* **EXERCISE**: Say how many lines contain the word "media". Only the number should be given.

* **INPUT FOR THIS TASK**:
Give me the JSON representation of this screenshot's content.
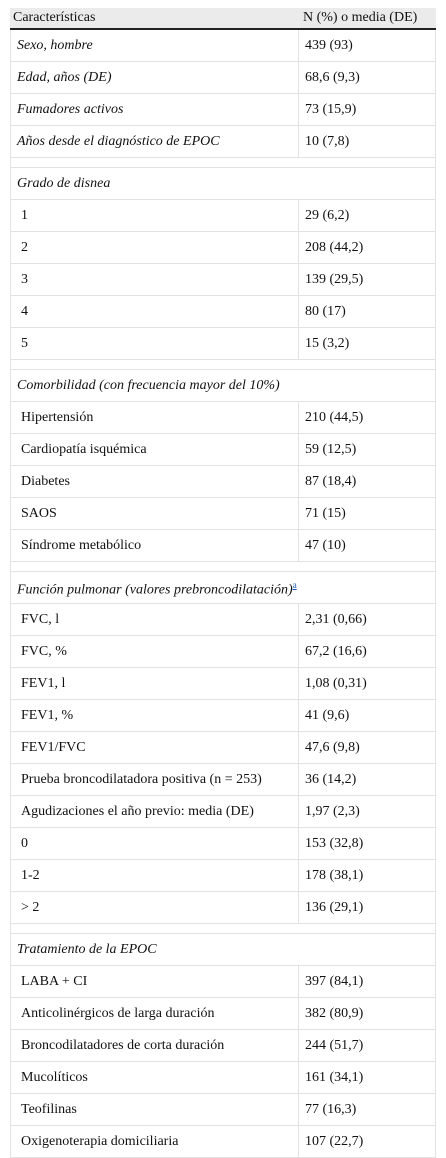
{
  "header": {
    "col1": "Características",
    "col2": "N (%) o media (DE)"
  },
  "rows": [
    {
      "kind": "ital",
      "label": "Sexo, hombre",
      "value": "439 (93)"
    },
    {
      "kind": "ital",
      "label": "Edad, años (DE)",
      "value": "68,6 (9,3)"
    },
    {
      "kind": "ital",
      "label": "Fumadores activos",
      "value": "73 (15,9)"
    },
    {
      "kind": "ital",
      "label": "Años desde el diagnóstico de EPOC",
      "value": "10 (7,8)"
    },
    {
      "kind": "spacer"
    },
    {
      "kind": "section",
      "label": "Grado de disnea"
    },
    {
      "kind": "item",
      "label": "1",
      "value": "29 (6,2)"
    },
    {
      "kind": "item",
      "label": "2",
      "value": "208 (44,2)"
    },
    {
      "kind": "item",
      "label": "3",
      "value": "139 (29,5)"
    },
    {
      "kind": "item",
      "label": "4",
      "value": "80 (17)"
    },
    {
      "kind": "item",
      "label": "5",
      "value": "15 (3,2)"
    },
    {
      "kind": "spacer"
    },
    {
      "kind": "section",
      "label": "Comorbilidad (con frecuencia mayor del 10%)"
    },
    {
      "kind": "item",
      "label": "Hipertensión",
      "value": "210 (44,5)"
    },
    {
      "kind": "item",
      "label": "Cardiopatía isquémica",
      "value": "59 (12,5)"
    },
    {
      "kind": "item",
      "label": "Diabetes",
      "value": "87 (18,4)"
    },
    {
      "kind": "item",
      "label": "SAOS",
      "value": "71 (15)"
    },
    {
      "kind": "item",
      "label": "Síndrome metabólico",
      "value": "47 (10)"
    },
    {
      "kind": "spacer"
    },
    {
      "kind": "section",
      "label": "Función pulmonar (valores prebroncodilatación)",
      "note": "a"
    },
    {
      "kind": "item",
      "label": "FVC, l",
      "value": "2,31 (0,66)"
    },
    {
      "kind": "item",
      "label": "FVC, %",
      "value": "67,2 (16,6)"
    },
    {
      "kind": "item",
      "label": "FEV1, l",
      "value": "1,08 (0,31)"
    },
    {
      "kind": "item",
      "label": "FEV1, %",
      "value": "41 (9,6)"
    },
    {
      "kind": "item",
      "label": "FEV1/FVC",
      "value": "47,6 (9,8)"
    },
    {
      "kind": "item",
      "label": "Prueba broncodilatadora positiva (n = 253)",
      "value": "36 (14,2)"
    },
    {
      "kind": "item",
      "label": "Agudizaciones el año previo: media (DE)",
      "value": "1,97 (2,3)"
    },
    {
      "kind": "item",
      "label": "0",
      "value": "153 (32,8)"
    },
    {
      "kind": "item",
      "label": "1-2",
      "value": "178 (38,1)"
    },
    {
      "kind": "item",
      "label": "> 2",
      "value": "136 (29,1)"
    },
    {
      "kind": "spacer"
    },
    {
      "kind": "section",
      "label": "Tratamiento de la EPOC"
    },
    {
      "kind": "item",
      "label": "LABA + CI",
      "value": "397 (84,1)"
    },
    {
      "kind": "item",
      "label": "Anticolinérgicos de larga duración",
      "value": "382 (80,9)"
    },
    {
      "kind": "item",
      "label": "Broncodilatadores de corta duración",
      "value": "244 (51,7)"
    },
    {
      "kind": "item",
      "label": "Mucolíticos",
      "value": "161 (34,1)"
    },
    {
      "kind": "item",
      "label": "Teofilinas",
      "value": "77 (16,3)"
    },
    {
      "kind": "item",
      "label": "Oxigenoterapia domiciliaria",
      "value": "107 (22,7)"
    }
  ]
}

* **RESULT OF THIS TASK**: 2